(Exercise passage begins)

At end September 2015, it was announced on various medical new sites that Oregon State University’s researchers have developed a new approach to treat eczema that is
- Personalized; and based on
- Individual lipid deficiencies (akin to lipid fingerprint)
The new system patented (yet to be developed) requires testing of skin and lipid samples (from sticking and pulling off a piece of tape on/from the skin), using a mass spectrometry. The testing is non-invasive and suitable for infants and elderly as well.
It is established that eczema skin is often lacking in lipids, the reason why many moisturizers have active ingredients to restore the skin lipid levels such as ceramides, cholesterol and free fatty acids. However, there are many types of skin lipids and researchers at OSU believe that choosing the skincare and therapeutic product that specifically target one’s deficient lipids will help eczema sufferers.

(Exercise passage ends)
(Dataset entries begins)

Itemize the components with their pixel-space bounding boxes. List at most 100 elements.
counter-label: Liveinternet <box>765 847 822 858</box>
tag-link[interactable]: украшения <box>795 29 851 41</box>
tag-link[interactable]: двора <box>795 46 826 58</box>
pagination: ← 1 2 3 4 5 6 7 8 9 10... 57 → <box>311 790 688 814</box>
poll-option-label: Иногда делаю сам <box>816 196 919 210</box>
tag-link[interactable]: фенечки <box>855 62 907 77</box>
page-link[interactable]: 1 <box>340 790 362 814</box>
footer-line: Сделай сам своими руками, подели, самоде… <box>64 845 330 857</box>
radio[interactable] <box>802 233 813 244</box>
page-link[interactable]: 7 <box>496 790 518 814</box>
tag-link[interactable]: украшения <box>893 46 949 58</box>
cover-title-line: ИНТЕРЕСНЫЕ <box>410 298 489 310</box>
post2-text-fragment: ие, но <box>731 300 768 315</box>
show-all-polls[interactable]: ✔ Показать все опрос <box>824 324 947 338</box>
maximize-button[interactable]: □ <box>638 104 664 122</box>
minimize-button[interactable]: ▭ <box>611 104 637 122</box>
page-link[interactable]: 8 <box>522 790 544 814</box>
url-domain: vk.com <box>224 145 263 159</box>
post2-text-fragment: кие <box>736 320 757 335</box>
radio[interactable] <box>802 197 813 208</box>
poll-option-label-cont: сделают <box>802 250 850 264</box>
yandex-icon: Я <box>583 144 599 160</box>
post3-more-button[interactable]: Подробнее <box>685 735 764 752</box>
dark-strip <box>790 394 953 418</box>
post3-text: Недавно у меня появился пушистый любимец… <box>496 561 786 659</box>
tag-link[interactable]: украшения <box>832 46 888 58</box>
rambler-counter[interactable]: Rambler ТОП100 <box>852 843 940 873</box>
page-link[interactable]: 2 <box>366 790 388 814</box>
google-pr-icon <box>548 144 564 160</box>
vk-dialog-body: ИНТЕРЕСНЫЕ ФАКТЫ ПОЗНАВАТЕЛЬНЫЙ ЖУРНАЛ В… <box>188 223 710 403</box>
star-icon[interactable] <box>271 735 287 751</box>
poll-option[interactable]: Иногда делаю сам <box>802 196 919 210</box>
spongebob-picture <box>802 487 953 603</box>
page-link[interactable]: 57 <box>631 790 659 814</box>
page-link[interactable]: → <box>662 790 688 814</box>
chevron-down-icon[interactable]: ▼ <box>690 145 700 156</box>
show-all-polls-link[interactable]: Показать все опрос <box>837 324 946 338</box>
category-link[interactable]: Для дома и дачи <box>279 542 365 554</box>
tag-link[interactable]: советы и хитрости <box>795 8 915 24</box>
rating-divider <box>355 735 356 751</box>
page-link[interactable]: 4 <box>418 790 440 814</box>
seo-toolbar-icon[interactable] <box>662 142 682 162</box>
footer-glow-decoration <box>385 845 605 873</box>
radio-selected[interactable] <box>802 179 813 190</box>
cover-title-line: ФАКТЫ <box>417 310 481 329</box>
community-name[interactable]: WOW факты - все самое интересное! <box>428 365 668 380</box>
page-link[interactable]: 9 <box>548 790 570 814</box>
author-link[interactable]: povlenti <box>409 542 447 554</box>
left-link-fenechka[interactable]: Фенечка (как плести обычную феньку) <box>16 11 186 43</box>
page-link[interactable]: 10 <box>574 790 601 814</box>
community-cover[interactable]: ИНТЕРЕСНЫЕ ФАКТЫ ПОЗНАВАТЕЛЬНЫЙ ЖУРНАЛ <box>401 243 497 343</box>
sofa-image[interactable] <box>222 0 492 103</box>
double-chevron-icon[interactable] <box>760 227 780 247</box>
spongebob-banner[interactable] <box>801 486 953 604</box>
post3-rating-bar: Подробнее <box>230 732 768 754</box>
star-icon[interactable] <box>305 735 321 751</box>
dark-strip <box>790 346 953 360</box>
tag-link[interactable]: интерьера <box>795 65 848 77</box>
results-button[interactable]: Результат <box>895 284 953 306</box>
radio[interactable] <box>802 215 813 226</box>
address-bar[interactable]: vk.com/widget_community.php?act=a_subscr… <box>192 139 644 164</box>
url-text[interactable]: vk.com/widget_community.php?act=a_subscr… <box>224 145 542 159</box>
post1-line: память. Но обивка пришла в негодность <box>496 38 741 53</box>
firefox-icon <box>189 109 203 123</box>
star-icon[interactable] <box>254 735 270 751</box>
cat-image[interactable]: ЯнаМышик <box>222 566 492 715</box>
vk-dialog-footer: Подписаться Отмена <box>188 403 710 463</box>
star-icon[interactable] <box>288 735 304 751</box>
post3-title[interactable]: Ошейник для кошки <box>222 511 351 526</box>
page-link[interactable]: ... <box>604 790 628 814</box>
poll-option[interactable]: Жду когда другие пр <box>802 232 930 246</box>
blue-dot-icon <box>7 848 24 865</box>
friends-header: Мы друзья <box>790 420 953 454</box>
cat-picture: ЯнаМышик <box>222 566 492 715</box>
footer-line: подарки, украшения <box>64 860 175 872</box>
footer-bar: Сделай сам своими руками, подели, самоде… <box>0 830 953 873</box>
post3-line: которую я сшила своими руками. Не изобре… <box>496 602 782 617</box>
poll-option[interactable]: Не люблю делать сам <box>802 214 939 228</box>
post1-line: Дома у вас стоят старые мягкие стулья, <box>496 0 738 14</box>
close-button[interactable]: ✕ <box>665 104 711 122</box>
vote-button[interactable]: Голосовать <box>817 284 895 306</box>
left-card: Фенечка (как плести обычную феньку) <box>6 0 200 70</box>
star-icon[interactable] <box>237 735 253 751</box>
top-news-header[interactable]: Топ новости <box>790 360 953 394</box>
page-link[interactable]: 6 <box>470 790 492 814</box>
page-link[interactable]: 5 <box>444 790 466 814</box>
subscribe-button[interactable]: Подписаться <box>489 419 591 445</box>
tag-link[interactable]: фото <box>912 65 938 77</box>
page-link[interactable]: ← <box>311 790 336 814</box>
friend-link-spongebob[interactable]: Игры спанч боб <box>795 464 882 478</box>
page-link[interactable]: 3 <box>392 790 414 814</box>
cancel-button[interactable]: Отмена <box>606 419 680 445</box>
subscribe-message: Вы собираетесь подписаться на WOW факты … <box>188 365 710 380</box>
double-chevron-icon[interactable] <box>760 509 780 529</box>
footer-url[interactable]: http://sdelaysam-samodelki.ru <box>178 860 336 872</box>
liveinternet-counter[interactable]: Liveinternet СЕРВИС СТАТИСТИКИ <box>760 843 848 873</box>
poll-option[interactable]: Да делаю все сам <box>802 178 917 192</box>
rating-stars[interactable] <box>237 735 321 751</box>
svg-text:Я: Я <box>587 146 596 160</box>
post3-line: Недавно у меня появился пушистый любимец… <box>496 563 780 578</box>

(Dataset entries ends)

## Instructions
[a] Answer these from the passage on the eczema treatment approach, one line each:
(i) Researchers at which university developed the approach?
(ii) What method is used to test the skin and lipid samples?
(iii) Which three active ingredients in moisturizers does the passage list for restoring skin lipid levels?
[b] For each statement, decide whether the eczema treatment passage supports it. Answer yes or no and quote the words from the passage that settle it.
(i) The testing is invasive and unsuitable for infants.
(ii) The approach was announced at the end of September 2015.
(iii) The new system is already fully developed.
[c] Write a continuation of the eczema treatment passage, starting after its final sentence.

## Responses
[a]
(i) Oregon State University
(ii) Mass spectrometry
(iii) Ceramides, cholesterol and free fatty acids

[b]
(i) No: "The testing is non-invasive and suitable for infants and elderly as well."
(ii) Yes: "At end September 2015, it was announced"
(iii) No: "The new system patented (yet to be developed)"

[c]
Hopefully when developed, the ‘lipid fingerprint’ system will address:
- Steroid usage which has side effects with long-term use
- ‘One size fits all’ method of moisturizer selection
- Reduce costs associated with doctor consultation and that of using the ‘wrong’ products – when the deficient lipids can be identified, it can then be known which lipid composition is missing, i.e. those that serve protective or barrier or antimicrobial function.
Associate Professor Arup Indra explained in an interview that “Lipids in our skin help retain moisture, they act like a blanket that protects against irritation and infection, You could think of skin cells as the bricks of a wall, but lipids are the mortar that prevent things from getting through the cracks. When they are deficient, problems can develop.”
Previous research by A/P Indra and other researchers has identified a protein (Ctip2) that is critical for forming and maintaining the skin barrier in mice, and for skin lipid metabolism. Mice that had Ctip2 removed had dry and scaly skin, and developed skin lesions. The removal of Ctip2 also led to increased inflammation, with presence of high levels of inflammatory proteins, enlarged lymph nodes and spleen in the mice. Without Ctip2, TSLP (another protein that has been known to activate other cells to be pro-inflammatory, linked to eczema and asthma) also became 1000-fold higher in the mice.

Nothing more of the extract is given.